━━━ Excerpted records ━━━
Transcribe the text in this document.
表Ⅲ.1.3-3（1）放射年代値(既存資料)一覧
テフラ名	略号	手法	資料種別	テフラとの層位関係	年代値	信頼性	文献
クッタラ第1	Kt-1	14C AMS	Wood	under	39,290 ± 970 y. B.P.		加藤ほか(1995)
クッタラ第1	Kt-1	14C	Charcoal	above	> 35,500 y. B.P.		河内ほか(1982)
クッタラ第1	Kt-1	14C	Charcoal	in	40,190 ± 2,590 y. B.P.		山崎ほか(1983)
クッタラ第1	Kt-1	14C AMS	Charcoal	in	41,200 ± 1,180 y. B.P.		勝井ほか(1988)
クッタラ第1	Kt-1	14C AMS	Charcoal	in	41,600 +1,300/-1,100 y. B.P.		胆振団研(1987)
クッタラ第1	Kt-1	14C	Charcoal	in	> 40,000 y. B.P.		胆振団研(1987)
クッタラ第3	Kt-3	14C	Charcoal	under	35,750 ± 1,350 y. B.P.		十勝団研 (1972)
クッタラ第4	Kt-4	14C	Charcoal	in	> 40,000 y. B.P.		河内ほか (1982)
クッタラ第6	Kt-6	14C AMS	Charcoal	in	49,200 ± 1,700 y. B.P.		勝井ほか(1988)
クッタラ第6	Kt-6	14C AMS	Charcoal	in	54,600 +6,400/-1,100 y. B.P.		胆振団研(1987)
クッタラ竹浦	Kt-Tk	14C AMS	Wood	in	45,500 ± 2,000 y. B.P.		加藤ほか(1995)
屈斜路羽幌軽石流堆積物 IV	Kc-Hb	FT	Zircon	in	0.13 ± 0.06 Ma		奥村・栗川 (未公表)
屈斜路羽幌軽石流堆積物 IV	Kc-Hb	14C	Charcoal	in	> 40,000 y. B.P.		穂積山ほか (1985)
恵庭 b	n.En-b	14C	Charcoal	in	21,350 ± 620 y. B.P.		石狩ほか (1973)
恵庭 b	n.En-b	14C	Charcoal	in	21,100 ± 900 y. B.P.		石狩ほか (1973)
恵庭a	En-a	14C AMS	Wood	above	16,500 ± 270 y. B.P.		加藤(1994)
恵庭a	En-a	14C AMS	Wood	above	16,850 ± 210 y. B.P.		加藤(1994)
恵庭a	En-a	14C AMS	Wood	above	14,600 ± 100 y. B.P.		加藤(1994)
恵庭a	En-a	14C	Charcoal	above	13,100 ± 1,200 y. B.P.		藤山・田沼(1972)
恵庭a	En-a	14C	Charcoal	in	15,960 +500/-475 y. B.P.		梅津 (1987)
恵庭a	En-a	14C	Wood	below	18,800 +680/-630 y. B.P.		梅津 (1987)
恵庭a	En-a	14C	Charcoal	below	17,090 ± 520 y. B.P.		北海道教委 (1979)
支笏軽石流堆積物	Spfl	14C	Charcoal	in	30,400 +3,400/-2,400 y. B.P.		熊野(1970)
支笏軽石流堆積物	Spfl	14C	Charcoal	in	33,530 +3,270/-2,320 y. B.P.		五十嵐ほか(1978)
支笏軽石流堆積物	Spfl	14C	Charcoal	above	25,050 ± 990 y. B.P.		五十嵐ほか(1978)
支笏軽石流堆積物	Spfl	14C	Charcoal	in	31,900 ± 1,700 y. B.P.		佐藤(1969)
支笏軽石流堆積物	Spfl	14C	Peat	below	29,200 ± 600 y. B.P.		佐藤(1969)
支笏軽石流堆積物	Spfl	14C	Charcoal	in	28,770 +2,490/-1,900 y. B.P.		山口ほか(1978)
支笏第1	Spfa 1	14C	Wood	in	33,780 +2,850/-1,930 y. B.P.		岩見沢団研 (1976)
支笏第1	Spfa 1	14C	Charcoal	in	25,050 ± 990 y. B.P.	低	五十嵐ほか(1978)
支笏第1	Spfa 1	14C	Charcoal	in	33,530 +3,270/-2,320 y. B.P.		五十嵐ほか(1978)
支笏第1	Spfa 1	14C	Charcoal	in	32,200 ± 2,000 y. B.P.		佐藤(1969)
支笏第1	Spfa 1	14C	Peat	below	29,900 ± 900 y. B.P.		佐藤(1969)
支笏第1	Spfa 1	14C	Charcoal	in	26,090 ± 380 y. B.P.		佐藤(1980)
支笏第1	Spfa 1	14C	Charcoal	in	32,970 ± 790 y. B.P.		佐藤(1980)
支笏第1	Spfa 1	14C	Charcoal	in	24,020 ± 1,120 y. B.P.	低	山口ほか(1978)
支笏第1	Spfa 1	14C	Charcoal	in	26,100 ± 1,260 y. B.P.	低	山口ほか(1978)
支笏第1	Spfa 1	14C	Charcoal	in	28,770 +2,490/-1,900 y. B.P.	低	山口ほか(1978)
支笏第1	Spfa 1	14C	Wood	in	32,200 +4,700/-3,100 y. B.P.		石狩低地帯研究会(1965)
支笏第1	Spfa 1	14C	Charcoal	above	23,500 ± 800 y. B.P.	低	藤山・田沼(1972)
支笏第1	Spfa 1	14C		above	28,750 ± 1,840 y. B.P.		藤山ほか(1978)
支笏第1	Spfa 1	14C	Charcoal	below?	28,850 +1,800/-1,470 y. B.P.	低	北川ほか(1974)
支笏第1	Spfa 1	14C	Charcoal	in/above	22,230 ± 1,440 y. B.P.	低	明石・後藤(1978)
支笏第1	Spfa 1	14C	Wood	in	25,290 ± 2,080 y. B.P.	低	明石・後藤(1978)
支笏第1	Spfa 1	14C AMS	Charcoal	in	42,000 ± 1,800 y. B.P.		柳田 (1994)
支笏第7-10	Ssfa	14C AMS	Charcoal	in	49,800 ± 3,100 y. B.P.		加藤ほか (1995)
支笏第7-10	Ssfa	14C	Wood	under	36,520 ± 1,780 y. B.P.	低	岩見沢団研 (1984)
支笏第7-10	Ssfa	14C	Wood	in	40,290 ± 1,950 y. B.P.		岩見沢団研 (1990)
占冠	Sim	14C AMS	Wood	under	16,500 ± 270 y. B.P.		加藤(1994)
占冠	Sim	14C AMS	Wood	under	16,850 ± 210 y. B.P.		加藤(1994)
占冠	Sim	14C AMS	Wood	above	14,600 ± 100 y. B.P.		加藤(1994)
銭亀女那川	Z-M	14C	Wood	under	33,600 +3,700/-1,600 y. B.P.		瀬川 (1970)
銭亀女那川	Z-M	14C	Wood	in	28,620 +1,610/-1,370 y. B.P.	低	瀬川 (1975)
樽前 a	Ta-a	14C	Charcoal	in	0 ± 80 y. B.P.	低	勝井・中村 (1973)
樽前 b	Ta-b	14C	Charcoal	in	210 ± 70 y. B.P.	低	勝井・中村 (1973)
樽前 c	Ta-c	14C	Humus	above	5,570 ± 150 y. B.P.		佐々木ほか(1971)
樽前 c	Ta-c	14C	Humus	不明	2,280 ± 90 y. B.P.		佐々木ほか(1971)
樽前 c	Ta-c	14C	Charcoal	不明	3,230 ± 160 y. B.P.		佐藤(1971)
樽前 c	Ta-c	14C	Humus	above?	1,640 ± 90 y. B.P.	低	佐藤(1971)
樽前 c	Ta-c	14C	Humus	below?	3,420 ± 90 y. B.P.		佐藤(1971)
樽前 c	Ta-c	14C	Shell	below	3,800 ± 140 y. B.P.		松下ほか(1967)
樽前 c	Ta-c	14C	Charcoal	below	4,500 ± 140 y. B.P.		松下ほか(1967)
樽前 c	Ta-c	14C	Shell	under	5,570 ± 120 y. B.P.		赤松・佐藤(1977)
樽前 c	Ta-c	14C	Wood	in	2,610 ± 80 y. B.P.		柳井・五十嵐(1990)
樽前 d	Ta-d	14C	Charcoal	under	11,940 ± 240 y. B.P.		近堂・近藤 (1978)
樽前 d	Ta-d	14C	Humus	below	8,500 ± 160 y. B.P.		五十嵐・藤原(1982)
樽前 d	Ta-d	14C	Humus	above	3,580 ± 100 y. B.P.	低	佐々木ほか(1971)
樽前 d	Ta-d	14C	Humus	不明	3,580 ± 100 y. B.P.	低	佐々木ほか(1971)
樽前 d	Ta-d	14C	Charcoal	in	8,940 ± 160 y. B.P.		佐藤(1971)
━━━
Find the string "五十嵐ほか" in the listing and return every line that holds it.

■ Expected output ■
支笏軽石流堆積物	Spfl	14C	Charcoal	in	33,530 +3,270/-2,320 y. B.P.		五十嵐ほか(1978)
支笏軽石流堆積物	Spfl	14C	Charcoal	above	25,050 ± 990 y. B.P.		五十嵐ほか(1978)
支笏第1	Spfa 1	14C	Charcoal	in	25,050 ± 990 y. B.P.	低	五十嵐ほか(1978)
支笏第1	Spfa 1	14C	Charcoal	in	33,530 +3,270/-2,320 y. B.P.		五十嵐ほか(1978)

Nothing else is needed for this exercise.